___ Alıntılanan metin

1. Hukuk Dairesi 2016/7238 E. , 2020/3629 K.
"İçtihat Metni"MAHKEMESİ :ASLİYE HUKUK MAHKEMESİ
DAVA TÜRÜ : TAPU İPTALİ VE TESCİL
Taraflar arasında görülen tapu iptali ve tescil davası sonunda, yerel mahkemece davanın reddine ilişkin olarak verilen karar davacı tarafından yasal süre içerisinde temyiz edilmiş olmakla dosya incelendi, Tetkik Hakimi ..."in raporu okundu, açıklamaları dinlendi, gereği görüşülüp düşünüldü;
-KARAR-
Davacılar, ... ada ... parsel ile ..., ..., ... ve ... parsel sayılı taşınmazlarının yasaya ve yönetmeliklere aykırı biçimde, aslında varolmayan bir borç sebebiyle silah zoru ile imzalatılan boş bono, A4 kağıtları ve temliknamelerle, haksız icra takipleri ile devrinin yapıldığını, mal varlığının davalıya intikal ettiğini, yapılan icra satışlarının usulüne uygun olmadığını ileri sürerek taşınmazların kati satış işlemlerinin iptaline karar verilmesini istemişlerdir.
Davalılar, ileri sürülen hususların hayal mahsulü olduğunu, üç taşınmazın icra satışından edinildiğini belirterek davanın reddini savunmuşlardır.

______
___ Çıkarılan öğeler

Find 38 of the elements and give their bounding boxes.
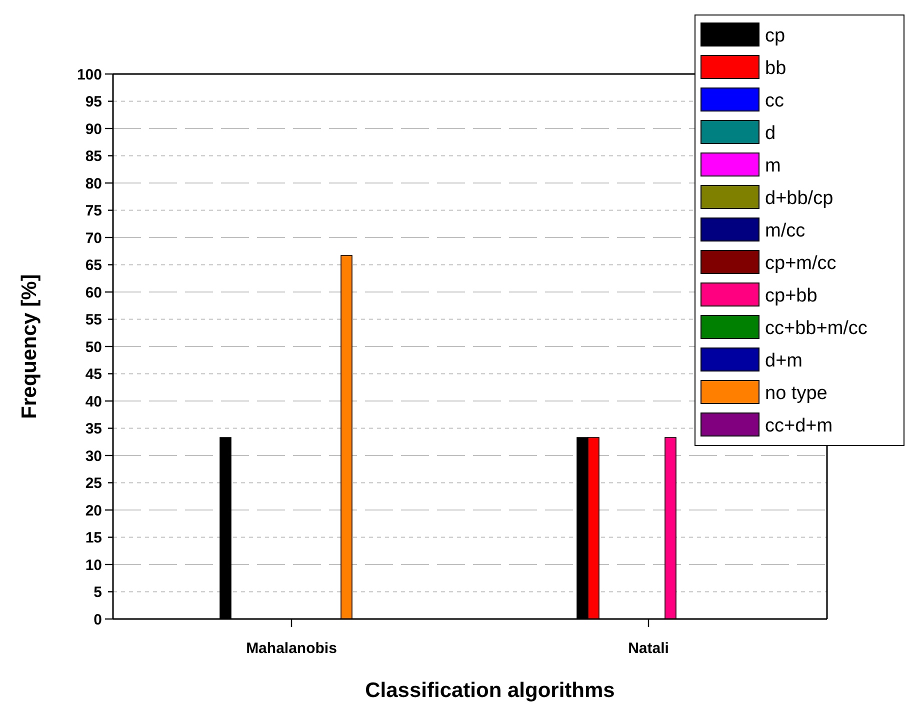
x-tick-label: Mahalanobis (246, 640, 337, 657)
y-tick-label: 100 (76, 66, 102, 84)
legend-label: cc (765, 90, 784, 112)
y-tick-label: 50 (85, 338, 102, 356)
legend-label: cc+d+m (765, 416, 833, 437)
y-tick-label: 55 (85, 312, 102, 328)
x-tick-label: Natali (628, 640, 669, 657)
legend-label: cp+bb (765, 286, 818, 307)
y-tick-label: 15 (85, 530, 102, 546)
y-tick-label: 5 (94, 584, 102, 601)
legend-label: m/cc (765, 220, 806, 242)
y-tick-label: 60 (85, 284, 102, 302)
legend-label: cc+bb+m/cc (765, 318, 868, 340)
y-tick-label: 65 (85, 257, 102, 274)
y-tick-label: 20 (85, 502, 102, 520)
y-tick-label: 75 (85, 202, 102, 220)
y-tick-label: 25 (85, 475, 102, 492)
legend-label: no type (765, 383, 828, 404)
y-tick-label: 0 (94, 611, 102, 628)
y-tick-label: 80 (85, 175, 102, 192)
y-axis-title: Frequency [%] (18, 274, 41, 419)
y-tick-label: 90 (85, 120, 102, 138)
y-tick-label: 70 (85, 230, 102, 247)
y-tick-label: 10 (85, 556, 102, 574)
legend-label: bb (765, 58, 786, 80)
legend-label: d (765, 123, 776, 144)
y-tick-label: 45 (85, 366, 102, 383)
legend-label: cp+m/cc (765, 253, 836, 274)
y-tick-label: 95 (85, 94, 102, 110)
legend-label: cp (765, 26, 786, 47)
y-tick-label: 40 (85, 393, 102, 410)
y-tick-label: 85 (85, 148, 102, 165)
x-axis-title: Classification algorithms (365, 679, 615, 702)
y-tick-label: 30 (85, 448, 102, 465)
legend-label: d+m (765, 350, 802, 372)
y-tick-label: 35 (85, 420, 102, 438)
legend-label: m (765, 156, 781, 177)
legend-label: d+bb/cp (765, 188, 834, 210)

______
___ Çıkarılan öğeler

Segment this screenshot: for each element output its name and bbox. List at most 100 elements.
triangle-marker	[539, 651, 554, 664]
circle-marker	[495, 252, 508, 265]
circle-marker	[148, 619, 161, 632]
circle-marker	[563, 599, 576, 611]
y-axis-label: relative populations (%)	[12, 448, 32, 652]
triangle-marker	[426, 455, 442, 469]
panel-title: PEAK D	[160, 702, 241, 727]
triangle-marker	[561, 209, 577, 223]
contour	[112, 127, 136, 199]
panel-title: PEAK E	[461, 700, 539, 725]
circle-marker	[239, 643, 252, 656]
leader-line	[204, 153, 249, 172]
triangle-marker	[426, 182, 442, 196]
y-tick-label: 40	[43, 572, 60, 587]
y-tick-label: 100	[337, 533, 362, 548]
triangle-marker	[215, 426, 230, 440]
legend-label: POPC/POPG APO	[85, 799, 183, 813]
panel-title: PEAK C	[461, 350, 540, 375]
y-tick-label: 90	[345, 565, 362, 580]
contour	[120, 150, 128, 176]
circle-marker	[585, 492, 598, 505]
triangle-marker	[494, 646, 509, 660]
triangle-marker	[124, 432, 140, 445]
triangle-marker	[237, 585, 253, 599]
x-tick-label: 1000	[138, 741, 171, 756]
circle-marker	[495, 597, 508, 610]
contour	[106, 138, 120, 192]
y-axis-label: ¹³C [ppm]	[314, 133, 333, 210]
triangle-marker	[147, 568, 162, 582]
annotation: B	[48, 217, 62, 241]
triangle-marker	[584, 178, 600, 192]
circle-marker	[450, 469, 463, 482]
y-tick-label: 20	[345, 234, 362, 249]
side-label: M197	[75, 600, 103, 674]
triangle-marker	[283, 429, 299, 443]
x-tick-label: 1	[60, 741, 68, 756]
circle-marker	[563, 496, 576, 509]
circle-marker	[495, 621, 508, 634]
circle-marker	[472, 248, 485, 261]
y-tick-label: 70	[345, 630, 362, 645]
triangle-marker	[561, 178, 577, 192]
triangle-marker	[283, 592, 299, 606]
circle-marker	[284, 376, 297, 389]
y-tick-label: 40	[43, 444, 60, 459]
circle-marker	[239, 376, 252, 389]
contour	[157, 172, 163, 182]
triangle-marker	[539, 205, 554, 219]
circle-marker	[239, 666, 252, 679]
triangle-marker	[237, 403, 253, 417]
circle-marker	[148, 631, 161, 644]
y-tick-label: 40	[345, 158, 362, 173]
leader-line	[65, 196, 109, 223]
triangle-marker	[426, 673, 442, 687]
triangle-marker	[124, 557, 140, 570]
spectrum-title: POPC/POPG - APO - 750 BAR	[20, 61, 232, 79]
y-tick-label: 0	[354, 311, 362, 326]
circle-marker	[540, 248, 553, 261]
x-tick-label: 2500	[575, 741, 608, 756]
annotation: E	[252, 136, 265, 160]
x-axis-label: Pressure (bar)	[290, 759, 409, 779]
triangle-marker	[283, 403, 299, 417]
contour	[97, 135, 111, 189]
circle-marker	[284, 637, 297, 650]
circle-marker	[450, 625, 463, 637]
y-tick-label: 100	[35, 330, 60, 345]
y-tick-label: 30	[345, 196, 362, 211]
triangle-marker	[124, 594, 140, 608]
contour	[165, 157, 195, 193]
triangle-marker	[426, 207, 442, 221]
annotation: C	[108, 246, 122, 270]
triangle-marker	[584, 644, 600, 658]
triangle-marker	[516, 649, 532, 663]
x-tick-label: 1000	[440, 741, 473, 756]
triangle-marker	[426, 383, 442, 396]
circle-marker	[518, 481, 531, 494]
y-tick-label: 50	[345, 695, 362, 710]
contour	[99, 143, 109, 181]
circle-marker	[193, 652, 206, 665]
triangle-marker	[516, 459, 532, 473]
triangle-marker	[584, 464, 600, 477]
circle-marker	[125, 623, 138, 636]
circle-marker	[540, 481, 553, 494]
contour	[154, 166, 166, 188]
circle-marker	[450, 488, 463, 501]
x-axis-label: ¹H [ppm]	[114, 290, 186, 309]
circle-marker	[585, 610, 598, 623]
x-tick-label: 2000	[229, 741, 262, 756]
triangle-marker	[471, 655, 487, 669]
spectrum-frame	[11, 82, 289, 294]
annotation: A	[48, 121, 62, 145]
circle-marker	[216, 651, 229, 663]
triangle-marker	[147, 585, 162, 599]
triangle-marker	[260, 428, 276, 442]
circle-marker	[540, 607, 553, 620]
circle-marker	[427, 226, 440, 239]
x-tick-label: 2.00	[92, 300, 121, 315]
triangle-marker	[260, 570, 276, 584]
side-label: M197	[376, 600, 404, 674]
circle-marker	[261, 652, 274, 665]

______
___ Çıkarılan öğeler

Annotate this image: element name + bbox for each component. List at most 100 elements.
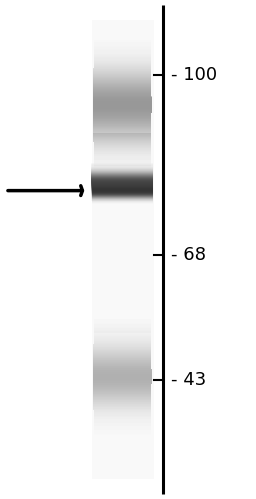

______

Görev tanımı:
Tapu iptali ve tescil davasına ilişkin karar metnini, davalıların savunmasını aktaran son cümleden sonra devam ettirin.

Görev çıktısı:
Mahkemece, çekişmeli taşınmazlardan bir kısmı yönünden davacıların taraf sıfatı, bir kısmı yönünden ise davalıların taraf sıfatı olmadığı, davanın hangi amaçla açıldığının anlaşılamadığı gerekçesiyle davanın reddine karar verilmiştir.
Dosya içeriği ve toplanan delillerden; davacıların 12.12.2012 günlü dava dilekçesi ile çekişme konusu taşınmazların satış işlemlerinin iptaline karar verilmesi isteğiyle eldeki davayı açtıkları, yargılama sırasında ... 21. Sulh Hukuk Mahkemesinin 2018/445-1339 sayılı kararı ile davacılardan ...’ün vesayet altına alınmasına ve ...’ün vasi olarak atanmasına karar verildiği, eldeki dava konusu olaya ilişkin davalılardan ... ve ilgililer hakkında yağma suçundan ... 3. Ağır Ceza Mahkemesi’nin 2016/62 Esas sayılı dosyası üzerinden kamu davasının açıldığı ve anılan ceza davasının derdest olduğu anlaşılmaktadır.
Dava, 01.10.2011 tarihinde yürürlüğe giren 6100 sayılı Hukuk Muhakemeleri Kanunu (HMK) döneminde açılmıştır.
Bilindiği üzere, hakimin davayı aydınlatma ödevini düzenleyen HMK’nın 31. maddesinde, “Hakim, uyuşmazlığın aydınlatılmasının zorunlu kıldığı durumlarda, maddi veya hukuki açıdan belirsiz yahut çelişkili gördüğü hususlar hakkında, taraflara açıklama yaptırabilir; soru sorabilir; delil gösterilmesini isteyebilir.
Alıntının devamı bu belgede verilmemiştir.